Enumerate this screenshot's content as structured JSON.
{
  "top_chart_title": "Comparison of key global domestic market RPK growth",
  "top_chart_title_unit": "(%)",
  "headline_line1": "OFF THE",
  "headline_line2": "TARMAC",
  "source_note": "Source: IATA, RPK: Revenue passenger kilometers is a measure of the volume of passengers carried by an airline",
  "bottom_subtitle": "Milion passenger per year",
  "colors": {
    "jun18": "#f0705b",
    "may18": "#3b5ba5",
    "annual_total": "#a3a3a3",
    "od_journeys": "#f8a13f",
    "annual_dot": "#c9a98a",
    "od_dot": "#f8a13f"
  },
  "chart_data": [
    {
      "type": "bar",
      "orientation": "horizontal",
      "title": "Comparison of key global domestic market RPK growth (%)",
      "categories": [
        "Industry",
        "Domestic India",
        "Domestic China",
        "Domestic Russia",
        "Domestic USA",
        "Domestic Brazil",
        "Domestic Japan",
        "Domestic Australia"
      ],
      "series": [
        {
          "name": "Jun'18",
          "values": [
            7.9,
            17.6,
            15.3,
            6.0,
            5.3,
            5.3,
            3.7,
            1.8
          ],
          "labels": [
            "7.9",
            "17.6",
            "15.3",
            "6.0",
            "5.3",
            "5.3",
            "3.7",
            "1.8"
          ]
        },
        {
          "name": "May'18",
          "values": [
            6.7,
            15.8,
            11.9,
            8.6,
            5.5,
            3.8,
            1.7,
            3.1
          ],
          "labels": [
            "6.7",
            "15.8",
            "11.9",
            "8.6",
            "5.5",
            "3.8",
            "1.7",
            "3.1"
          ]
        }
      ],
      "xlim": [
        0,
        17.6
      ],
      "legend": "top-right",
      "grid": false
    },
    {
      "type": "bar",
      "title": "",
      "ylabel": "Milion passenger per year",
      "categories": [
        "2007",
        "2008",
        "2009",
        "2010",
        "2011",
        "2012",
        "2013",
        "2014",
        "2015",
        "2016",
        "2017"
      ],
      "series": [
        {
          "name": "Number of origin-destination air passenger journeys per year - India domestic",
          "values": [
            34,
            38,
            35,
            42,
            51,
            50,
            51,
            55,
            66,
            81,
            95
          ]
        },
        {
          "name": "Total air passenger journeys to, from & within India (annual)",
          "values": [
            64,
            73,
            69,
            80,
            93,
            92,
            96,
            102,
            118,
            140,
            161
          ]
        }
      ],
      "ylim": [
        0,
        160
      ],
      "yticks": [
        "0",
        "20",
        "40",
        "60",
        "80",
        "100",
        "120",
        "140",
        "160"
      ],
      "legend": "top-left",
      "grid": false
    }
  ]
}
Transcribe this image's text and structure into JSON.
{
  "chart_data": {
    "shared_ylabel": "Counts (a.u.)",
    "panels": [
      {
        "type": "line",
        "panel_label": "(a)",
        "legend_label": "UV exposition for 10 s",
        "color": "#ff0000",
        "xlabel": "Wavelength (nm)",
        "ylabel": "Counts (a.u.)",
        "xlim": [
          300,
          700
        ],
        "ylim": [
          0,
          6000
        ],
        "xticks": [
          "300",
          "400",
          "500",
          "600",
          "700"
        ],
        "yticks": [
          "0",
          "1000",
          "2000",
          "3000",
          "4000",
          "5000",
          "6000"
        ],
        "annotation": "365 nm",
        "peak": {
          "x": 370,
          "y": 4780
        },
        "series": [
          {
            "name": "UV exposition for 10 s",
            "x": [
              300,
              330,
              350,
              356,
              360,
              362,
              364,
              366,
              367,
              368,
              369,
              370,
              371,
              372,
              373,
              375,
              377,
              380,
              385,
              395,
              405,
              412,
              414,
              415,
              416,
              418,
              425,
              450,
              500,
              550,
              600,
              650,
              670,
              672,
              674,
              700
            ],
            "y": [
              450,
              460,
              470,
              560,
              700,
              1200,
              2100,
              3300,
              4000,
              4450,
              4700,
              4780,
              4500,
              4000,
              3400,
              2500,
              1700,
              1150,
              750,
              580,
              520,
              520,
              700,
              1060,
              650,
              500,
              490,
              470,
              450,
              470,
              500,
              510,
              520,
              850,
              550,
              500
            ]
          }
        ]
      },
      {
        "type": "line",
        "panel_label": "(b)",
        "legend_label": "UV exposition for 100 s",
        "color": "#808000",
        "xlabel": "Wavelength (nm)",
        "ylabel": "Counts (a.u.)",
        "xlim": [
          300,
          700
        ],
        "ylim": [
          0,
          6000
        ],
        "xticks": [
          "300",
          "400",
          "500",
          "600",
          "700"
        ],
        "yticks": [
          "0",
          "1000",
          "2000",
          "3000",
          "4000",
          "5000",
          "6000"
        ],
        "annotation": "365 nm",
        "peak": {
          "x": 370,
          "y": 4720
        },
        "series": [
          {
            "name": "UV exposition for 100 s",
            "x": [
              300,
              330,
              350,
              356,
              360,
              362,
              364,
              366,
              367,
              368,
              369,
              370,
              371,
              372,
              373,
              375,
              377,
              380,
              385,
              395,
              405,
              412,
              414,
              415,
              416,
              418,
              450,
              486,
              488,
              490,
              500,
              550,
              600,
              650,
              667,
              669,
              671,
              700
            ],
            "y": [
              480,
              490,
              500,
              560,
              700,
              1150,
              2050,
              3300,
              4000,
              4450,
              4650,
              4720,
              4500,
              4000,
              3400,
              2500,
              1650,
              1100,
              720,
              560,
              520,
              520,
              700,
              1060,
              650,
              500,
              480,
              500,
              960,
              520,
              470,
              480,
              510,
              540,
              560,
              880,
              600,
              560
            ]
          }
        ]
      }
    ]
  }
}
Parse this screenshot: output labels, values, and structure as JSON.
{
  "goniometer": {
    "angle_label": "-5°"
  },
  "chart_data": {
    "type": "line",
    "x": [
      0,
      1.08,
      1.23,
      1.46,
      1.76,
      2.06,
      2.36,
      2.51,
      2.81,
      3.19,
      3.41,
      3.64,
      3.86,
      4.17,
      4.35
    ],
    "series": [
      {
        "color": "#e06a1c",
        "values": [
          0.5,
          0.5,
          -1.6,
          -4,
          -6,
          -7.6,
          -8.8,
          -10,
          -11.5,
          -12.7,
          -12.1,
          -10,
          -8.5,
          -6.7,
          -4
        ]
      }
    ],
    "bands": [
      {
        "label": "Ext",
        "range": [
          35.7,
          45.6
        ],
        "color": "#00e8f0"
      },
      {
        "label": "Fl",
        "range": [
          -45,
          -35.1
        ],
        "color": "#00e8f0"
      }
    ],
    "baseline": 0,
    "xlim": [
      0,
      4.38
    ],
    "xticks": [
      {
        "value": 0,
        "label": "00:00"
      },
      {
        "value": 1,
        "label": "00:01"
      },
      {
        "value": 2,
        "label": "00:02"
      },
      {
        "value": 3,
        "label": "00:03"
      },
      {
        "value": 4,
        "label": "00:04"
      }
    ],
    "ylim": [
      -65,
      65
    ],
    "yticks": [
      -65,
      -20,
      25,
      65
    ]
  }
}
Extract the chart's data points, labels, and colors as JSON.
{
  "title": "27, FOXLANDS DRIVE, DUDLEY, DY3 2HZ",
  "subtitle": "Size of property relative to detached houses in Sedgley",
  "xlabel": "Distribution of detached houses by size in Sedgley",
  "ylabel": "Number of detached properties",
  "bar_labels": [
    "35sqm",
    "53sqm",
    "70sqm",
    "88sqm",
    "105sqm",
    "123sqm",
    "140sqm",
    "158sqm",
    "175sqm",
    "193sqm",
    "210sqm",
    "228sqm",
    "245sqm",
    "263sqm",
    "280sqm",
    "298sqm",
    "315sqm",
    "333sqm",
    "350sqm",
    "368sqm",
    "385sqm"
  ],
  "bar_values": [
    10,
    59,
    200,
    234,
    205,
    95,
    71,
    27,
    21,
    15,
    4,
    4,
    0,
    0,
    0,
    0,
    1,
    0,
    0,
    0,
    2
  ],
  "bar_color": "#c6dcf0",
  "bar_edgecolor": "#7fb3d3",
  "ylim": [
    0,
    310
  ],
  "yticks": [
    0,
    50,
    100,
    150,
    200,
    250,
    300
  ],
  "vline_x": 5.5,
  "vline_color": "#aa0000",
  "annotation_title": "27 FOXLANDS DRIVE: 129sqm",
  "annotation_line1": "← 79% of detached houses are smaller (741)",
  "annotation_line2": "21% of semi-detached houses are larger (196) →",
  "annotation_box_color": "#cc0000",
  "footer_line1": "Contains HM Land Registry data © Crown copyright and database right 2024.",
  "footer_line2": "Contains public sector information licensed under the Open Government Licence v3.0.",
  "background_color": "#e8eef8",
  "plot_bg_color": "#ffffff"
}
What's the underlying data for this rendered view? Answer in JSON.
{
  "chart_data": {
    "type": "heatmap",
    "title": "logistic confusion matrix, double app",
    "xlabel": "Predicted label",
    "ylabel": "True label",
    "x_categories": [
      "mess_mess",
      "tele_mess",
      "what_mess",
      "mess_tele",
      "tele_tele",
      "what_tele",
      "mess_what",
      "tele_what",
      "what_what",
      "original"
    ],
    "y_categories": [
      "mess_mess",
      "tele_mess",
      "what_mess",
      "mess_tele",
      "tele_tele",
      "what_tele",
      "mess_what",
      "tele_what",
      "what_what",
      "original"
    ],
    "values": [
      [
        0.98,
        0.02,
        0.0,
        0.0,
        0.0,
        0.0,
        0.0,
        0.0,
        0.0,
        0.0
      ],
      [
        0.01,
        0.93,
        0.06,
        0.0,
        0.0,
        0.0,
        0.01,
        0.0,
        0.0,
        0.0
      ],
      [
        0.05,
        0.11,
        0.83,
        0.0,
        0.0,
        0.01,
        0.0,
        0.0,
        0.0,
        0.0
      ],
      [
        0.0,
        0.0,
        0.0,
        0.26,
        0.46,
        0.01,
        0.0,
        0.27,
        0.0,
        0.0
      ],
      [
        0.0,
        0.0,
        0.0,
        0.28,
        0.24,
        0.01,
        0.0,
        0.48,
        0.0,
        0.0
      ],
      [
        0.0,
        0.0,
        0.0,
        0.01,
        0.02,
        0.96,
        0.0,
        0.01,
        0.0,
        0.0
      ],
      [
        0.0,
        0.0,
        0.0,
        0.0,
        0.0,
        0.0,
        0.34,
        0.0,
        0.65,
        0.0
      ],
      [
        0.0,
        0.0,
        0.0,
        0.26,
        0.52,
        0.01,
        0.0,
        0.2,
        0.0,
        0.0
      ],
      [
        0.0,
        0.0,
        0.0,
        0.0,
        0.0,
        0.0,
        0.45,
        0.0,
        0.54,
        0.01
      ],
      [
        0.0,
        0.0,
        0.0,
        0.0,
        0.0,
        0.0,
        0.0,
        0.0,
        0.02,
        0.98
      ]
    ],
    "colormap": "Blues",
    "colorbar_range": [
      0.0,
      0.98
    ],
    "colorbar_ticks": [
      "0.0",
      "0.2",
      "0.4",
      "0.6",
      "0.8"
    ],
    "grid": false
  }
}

• Problem: In the records above, find the lines containing "detached" and copy them.

• Correct answer:
  "subtitle": "Size of property relative to detached houses in Sedgley",
  "xlabel": "Distribution of detached houses by size in Sedgley",
  "ylabel": "Number of detached properties",
  "annotation_line1": "← 79% of detached houses are smaller (741)",
  "annotation_line2": "21% of semi-detached houses are larger (196) →",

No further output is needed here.